◆ **YOUR TASK**
Every line below that mentions the word "this" should be copied out.

=======

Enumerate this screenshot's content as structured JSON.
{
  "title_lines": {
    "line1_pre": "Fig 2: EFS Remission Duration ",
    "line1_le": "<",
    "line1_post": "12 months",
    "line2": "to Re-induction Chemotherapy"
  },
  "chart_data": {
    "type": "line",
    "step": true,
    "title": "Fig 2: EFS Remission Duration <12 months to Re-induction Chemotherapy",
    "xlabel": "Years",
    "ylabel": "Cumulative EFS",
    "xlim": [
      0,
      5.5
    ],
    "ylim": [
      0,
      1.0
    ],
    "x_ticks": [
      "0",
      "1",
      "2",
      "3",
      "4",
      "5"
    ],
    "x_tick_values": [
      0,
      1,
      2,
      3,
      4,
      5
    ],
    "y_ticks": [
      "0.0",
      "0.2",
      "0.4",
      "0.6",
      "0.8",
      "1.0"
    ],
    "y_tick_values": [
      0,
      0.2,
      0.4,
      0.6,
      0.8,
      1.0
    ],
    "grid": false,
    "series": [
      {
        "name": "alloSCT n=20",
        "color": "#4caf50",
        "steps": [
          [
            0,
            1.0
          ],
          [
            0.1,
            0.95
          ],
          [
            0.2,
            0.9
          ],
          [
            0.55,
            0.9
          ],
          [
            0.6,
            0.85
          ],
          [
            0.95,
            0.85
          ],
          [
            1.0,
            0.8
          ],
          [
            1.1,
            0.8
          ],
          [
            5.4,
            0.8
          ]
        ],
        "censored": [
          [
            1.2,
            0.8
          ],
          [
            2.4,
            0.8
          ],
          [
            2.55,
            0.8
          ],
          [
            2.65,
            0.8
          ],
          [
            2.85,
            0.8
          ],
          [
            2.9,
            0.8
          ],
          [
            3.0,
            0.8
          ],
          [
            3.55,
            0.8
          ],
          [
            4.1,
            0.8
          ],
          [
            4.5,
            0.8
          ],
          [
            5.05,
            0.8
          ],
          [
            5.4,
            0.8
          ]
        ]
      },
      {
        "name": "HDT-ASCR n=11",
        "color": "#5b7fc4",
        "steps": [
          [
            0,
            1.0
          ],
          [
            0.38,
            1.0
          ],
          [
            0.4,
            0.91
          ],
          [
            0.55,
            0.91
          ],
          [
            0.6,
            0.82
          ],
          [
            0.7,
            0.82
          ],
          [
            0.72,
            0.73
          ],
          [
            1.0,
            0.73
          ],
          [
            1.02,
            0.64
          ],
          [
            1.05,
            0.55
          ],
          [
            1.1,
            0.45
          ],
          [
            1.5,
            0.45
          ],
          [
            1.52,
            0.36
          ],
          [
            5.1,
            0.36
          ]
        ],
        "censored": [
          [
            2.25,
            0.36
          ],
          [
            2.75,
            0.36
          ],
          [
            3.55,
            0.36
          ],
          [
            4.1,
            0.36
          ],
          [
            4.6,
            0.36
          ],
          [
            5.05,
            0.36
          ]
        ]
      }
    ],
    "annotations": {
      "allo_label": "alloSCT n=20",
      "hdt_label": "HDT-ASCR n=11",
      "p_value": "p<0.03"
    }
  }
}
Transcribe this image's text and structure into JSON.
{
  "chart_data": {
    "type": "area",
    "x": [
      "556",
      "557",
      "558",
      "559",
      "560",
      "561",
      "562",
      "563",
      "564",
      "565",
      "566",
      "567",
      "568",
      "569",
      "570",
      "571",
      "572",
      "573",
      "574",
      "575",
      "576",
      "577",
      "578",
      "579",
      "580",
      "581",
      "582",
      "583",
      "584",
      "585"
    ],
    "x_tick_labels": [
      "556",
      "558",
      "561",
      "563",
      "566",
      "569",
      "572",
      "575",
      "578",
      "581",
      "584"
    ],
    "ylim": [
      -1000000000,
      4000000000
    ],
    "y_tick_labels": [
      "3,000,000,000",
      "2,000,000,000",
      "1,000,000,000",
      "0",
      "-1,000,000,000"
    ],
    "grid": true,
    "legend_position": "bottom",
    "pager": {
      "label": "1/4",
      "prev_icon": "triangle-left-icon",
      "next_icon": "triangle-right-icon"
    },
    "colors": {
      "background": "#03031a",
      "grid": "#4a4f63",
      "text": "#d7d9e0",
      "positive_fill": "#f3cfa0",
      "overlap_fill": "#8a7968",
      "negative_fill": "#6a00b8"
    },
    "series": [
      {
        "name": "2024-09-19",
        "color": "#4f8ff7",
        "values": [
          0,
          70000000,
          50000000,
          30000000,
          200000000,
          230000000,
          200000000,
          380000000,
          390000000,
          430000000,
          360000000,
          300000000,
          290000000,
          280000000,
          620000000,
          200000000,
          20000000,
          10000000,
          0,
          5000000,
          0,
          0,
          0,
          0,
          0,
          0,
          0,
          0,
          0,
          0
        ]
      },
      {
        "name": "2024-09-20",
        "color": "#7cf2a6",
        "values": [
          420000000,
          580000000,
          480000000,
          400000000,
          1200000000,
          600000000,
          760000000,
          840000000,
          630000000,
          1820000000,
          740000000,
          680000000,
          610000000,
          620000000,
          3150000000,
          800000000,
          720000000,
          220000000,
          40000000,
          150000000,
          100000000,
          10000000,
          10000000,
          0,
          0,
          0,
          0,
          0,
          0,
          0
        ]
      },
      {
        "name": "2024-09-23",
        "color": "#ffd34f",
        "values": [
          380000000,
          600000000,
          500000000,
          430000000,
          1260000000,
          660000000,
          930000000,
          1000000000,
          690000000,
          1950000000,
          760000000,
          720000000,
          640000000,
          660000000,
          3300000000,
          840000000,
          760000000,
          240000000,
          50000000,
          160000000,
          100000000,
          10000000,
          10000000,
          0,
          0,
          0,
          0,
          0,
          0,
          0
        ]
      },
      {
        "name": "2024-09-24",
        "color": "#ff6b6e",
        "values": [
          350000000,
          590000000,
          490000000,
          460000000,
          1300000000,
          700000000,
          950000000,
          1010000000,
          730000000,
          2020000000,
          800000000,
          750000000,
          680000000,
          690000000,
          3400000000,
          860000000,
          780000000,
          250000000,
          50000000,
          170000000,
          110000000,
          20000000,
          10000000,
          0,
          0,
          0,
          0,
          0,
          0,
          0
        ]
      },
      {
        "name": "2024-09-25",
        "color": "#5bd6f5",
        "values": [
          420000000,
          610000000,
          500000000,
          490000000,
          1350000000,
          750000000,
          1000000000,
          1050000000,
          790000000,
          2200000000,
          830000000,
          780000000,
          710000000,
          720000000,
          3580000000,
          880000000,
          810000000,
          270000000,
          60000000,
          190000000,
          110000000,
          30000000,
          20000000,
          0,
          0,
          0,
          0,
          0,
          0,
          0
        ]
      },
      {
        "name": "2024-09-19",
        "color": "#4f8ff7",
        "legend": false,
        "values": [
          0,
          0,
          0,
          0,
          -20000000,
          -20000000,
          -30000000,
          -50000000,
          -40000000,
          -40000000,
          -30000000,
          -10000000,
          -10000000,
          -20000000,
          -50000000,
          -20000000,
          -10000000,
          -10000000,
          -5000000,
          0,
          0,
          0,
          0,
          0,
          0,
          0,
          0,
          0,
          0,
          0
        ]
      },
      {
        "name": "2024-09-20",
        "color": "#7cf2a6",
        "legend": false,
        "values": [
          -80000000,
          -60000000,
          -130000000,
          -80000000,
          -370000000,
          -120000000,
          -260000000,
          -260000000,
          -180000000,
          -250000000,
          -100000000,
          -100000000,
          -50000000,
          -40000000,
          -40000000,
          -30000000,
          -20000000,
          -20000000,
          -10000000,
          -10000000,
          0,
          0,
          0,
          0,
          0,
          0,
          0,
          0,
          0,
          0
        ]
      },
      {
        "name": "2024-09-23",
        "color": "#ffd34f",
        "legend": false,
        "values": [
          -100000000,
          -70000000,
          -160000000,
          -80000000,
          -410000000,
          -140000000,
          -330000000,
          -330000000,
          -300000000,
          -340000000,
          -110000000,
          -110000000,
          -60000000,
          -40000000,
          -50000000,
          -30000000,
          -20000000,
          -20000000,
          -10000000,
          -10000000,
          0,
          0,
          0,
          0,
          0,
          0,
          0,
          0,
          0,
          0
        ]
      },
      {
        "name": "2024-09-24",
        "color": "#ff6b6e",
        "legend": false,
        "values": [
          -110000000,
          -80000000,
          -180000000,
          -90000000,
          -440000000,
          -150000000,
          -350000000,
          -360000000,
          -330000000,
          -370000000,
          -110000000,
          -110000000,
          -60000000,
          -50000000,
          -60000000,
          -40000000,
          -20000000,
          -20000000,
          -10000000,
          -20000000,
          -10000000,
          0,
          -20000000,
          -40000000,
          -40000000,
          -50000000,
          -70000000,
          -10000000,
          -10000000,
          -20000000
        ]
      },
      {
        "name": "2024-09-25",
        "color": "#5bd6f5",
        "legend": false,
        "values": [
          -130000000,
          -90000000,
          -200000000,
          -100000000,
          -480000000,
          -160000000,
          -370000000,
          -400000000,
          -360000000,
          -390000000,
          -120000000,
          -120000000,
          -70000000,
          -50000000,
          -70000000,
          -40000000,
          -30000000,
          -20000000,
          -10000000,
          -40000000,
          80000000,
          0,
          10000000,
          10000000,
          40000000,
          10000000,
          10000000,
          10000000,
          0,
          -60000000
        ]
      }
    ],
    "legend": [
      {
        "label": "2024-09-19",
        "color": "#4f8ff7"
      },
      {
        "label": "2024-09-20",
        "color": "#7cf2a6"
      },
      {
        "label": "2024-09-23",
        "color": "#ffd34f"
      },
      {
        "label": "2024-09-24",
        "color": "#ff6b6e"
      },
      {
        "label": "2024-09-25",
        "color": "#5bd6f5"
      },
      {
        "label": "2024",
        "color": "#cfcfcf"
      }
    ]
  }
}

=======

◆ **FINISHED ANSWER**
Enumerate this screenshot's content as structured JSON.
Transcribe this image's text and structure into JSON.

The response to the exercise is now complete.